• [TASK SET]:
**A.** Answer these questions from the finch package documentation, one answer per line:
(i) Which repository is the package published in?
(ii) What does the package description say the package does?
(iii) Which package handles the management of cached finch files?
**B.** From the finch package documentation, extract the passage from "as.location(dir)" to "path using cache_path_set()".

• [EXCERPT TO READ]:
#####

X-schema.org-isPartOf:

https://ropensci.org

NeedsCompilation:

Packaged:

2020-08-10 21:48:08 UTC; sckott

Author:

Scott Chamberlain

[aut, cre]

Maintainer:

Scott Chamberlain <myrmecocystus@gmail.com>

Repository:

CRAN

Date/Publication:

2020-08-11 04:50:02 UTC

finch

Description

Parse Darwin Core Archive files

Author(s)

Scott Chamberlain myrmecocystus@gmail.com

Convert a path or URL to a location object

Description

Convert a path or URL to a location object

Usage

as.location(x, ...)

## S3 method for class 'character'
as.location(x, ...)

## S3 method for class 'location'
as.location(x, ...)

## S3 method for class 'location'
print(x, ...)

Arguments

x

Input, a path or URL

...

Ignored.

Examples

# A zip file
file <- system.file("examples/0000154-150116162929234.zip",
  package = "finch")
as.location(file)

# A directory
dir <- system.file("examples/0000154-150116162929234",
  package = "finch")
as.location(dir)

# A URL
as.location("https://httpbin.org/get")

Caching

Description

Manage cached finch files with package hoardr

Details

The dafault cache directory is paste0(rappdirs::user_cache_dir(), "/R/finch"), but you can set your own path using cache_path_set()

#####

• [PROVIDED MATERIAL]:

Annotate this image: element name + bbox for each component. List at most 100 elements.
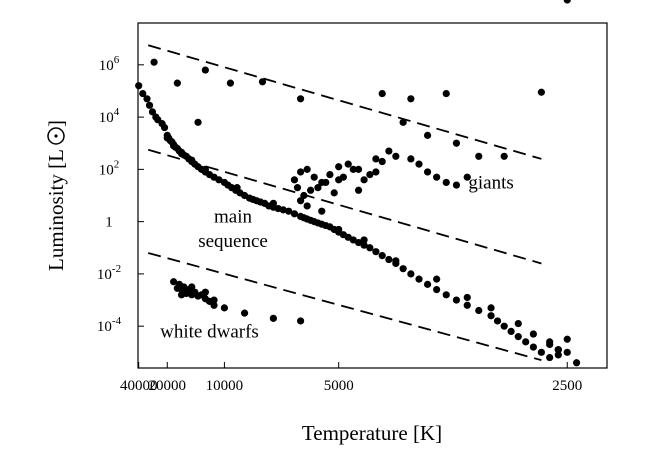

#####

• [PER-TASK ANSWERS]:
**A.**
(i) CRAN
(ii) Parse Darwin Core Archive files
(iii) hoardr

**B.**
as.location(dir)

# A URL
as.location("https://httpbin.org/get")

Caching

Description

Manage cached finch files with package hoardr

Details

The dafault cache directory is paste0(rappdirs::user_cache_dir(), "/R/finch"), but you can set your own path using cache_path_set()